Data records
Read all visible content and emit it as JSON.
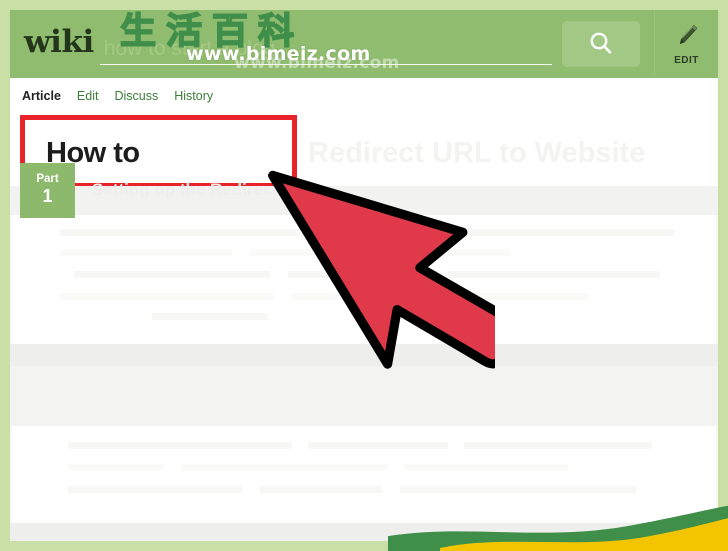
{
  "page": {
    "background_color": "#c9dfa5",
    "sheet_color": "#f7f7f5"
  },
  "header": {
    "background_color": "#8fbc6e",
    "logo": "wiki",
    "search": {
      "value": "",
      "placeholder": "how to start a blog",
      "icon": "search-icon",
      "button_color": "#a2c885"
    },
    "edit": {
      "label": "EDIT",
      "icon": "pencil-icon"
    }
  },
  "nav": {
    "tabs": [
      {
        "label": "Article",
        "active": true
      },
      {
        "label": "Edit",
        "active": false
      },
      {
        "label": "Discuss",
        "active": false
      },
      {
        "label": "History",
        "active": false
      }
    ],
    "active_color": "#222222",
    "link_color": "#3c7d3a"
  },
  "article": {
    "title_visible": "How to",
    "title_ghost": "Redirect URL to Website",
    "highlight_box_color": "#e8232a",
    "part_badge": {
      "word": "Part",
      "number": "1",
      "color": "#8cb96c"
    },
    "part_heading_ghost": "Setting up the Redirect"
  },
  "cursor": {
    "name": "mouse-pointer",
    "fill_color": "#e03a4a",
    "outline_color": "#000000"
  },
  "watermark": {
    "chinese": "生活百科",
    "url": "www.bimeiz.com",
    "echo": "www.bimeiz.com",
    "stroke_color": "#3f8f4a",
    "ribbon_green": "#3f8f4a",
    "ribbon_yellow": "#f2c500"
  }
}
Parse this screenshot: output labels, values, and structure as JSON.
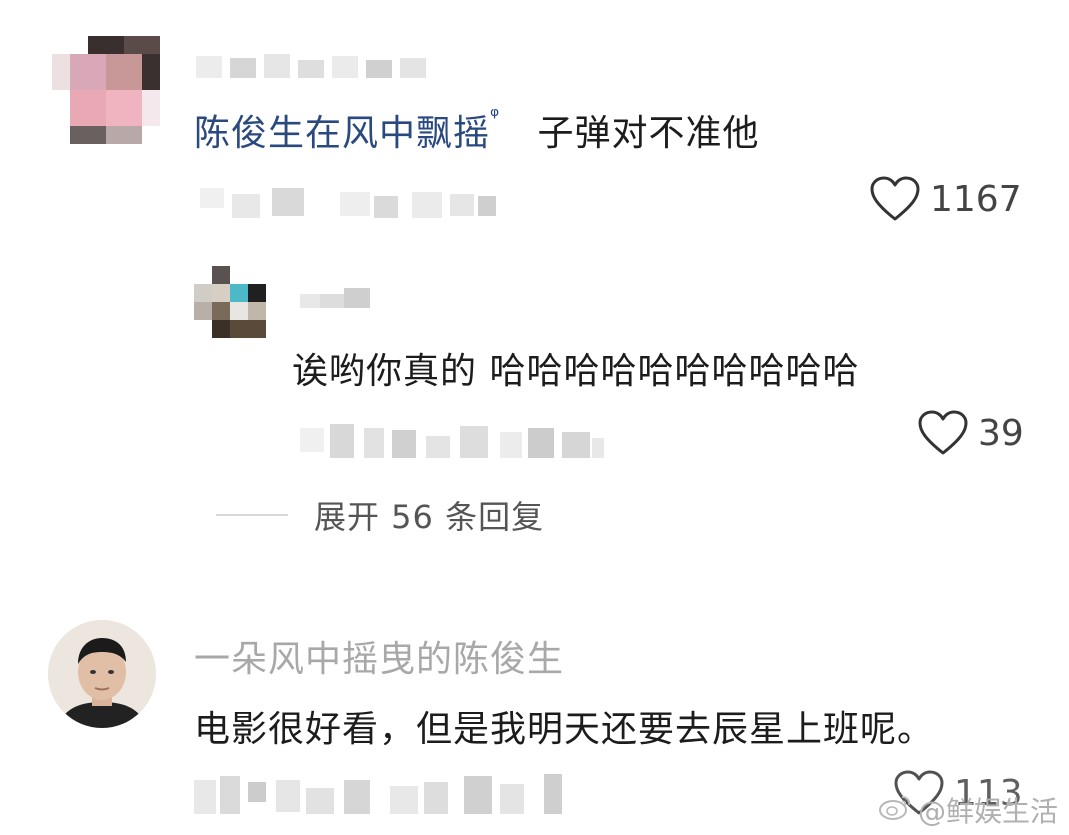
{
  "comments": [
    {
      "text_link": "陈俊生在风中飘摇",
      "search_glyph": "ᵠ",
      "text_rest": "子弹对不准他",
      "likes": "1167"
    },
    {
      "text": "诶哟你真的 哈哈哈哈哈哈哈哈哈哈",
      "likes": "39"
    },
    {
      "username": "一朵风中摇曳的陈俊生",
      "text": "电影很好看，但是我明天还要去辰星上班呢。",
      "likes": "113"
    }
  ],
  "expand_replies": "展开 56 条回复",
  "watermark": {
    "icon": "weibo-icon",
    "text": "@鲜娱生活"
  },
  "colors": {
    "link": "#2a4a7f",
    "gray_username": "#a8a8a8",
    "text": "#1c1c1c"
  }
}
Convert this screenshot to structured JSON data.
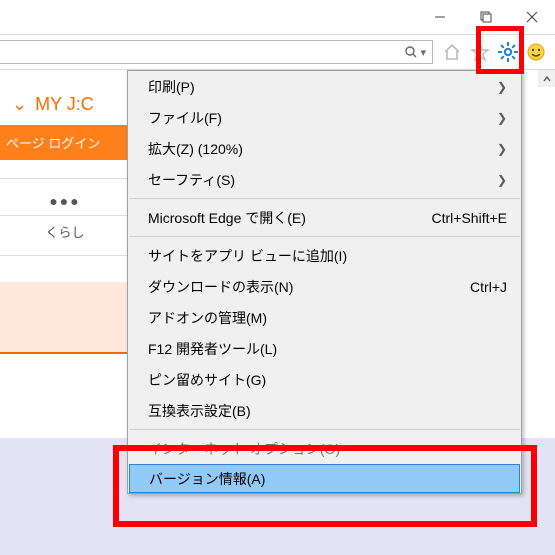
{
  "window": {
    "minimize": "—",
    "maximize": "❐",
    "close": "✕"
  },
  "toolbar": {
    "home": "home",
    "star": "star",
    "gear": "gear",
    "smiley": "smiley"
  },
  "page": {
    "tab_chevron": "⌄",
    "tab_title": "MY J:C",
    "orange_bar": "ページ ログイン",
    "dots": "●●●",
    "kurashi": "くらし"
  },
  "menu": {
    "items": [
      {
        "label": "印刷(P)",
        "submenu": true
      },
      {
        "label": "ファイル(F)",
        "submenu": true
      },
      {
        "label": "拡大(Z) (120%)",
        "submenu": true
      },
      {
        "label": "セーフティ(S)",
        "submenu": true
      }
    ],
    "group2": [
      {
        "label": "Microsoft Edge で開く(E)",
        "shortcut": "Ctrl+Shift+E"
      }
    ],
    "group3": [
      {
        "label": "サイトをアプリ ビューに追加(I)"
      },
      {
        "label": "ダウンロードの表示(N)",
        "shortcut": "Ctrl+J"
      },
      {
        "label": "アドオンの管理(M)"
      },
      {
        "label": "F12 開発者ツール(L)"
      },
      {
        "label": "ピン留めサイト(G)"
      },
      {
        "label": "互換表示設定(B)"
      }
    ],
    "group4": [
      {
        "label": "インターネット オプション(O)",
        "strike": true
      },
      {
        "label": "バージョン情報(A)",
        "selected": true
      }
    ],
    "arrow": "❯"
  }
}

◆ Work to complete ◆
Which lines hold the word "this"? Copy each of them from the records.

◆ Worked solution ◆
Parse this screenshot: output labels, values, and structure as JSON.
Convert this screenshot to structured JSON data.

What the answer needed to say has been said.